To do
Extract, from the listing that follows, each line containing the word "нийтийн".

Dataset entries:
_____
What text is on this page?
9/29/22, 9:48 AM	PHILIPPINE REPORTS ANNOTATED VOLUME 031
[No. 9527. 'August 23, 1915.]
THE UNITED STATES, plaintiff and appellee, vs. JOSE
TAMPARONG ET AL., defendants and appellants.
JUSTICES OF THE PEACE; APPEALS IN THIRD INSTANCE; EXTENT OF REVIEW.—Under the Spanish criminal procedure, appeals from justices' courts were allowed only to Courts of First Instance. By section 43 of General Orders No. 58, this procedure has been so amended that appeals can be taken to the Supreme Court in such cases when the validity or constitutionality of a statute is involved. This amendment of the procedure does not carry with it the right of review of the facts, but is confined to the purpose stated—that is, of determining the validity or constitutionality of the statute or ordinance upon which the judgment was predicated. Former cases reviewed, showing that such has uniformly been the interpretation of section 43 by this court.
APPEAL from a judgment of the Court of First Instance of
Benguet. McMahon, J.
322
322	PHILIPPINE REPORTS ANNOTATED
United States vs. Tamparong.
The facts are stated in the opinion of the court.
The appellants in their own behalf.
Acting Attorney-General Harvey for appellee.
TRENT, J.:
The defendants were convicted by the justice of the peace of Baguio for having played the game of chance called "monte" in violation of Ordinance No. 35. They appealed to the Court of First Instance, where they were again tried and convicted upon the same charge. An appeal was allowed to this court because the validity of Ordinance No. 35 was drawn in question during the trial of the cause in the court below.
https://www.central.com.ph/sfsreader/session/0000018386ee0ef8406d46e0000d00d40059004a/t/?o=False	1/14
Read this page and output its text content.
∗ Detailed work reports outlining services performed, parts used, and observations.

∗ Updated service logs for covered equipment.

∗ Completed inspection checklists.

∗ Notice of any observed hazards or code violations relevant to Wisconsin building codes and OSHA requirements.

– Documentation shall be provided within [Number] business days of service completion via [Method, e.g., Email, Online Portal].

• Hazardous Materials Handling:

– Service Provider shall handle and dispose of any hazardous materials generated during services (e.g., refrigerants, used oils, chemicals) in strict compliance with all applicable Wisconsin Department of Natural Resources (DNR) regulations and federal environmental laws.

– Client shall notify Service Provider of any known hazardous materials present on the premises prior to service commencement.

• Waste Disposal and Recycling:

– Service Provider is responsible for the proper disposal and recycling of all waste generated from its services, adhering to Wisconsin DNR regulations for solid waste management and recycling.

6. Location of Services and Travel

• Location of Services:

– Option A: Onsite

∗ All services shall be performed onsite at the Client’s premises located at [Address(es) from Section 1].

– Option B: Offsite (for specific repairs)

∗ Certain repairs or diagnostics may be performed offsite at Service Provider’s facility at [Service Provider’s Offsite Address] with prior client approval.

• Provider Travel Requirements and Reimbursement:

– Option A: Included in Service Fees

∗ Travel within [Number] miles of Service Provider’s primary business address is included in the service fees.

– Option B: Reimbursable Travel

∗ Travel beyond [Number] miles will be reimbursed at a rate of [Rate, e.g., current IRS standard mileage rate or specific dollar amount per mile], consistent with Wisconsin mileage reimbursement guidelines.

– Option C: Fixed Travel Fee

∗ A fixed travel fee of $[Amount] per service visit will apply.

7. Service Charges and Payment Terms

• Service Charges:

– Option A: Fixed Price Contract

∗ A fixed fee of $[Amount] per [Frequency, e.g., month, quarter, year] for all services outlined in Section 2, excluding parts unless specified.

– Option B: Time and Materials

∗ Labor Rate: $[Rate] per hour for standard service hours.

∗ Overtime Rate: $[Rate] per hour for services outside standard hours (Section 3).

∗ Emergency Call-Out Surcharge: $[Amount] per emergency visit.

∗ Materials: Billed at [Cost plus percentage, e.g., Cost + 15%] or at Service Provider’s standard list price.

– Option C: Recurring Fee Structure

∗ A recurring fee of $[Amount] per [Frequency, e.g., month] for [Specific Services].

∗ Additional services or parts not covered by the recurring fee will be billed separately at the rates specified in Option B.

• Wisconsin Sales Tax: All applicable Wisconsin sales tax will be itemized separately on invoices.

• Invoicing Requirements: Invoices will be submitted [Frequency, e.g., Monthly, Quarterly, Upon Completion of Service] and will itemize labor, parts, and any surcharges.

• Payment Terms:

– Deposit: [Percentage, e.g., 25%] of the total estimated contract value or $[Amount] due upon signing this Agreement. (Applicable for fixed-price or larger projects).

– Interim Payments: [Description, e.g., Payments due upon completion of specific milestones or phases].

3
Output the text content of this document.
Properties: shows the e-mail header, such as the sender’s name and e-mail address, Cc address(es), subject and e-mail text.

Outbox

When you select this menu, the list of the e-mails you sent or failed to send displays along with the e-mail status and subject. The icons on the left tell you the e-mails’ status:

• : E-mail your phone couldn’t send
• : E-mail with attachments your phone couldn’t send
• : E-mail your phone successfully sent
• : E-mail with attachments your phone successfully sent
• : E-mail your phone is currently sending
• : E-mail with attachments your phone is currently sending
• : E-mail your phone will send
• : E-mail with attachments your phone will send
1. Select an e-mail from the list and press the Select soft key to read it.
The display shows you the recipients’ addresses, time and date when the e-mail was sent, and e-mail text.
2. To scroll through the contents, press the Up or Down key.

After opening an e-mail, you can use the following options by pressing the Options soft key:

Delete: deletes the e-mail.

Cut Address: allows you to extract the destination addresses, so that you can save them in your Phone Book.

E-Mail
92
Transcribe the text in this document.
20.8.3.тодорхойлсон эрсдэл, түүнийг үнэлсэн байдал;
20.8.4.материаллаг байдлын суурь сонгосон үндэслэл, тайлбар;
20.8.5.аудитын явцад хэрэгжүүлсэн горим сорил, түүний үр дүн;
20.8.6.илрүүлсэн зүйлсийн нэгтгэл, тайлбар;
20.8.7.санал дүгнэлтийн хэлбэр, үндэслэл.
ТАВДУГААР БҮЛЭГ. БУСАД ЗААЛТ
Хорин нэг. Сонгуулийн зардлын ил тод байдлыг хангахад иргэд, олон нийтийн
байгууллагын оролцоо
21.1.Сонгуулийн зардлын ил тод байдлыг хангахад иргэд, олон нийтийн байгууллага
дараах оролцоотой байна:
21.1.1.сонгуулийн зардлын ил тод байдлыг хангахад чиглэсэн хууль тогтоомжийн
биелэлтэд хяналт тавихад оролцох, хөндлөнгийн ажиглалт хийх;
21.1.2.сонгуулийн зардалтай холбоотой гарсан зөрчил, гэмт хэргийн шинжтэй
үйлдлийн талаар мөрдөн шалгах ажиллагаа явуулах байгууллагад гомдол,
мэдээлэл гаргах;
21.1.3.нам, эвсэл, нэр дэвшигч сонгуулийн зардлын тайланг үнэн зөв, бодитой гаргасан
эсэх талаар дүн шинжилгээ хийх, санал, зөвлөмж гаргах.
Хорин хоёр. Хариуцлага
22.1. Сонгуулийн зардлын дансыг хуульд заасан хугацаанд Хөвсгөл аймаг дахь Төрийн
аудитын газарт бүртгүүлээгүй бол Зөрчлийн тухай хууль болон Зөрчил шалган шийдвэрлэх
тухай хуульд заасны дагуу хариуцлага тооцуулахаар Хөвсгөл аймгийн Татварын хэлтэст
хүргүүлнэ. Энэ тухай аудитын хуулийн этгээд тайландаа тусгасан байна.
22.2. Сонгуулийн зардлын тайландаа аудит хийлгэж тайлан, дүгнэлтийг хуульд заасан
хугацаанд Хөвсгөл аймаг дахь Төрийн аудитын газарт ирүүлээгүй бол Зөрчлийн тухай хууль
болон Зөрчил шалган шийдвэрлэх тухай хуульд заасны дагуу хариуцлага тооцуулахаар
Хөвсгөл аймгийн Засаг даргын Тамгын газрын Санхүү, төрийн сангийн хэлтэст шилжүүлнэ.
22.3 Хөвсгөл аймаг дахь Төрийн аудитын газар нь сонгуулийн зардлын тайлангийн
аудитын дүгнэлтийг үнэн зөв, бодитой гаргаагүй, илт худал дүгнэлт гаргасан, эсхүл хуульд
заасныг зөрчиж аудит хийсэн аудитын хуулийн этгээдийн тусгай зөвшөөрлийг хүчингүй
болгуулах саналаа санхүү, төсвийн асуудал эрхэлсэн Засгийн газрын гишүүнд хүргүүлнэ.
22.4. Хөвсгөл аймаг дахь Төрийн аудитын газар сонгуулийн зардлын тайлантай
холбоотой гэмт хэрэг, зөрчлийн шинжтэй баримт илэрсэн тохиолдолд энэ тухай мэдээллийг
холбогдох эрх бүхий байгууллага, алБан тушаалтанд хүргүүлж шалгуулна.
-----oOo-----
_____
Written solution
Хорин нэг. Сонгуулийн зардлын ил тод байдлыг хангахад иргэд, олон нийтийн
21.1.Сонгуулийн зардлын ил тод байдлыг хангахад иргэд, олон нийтийн байгууллага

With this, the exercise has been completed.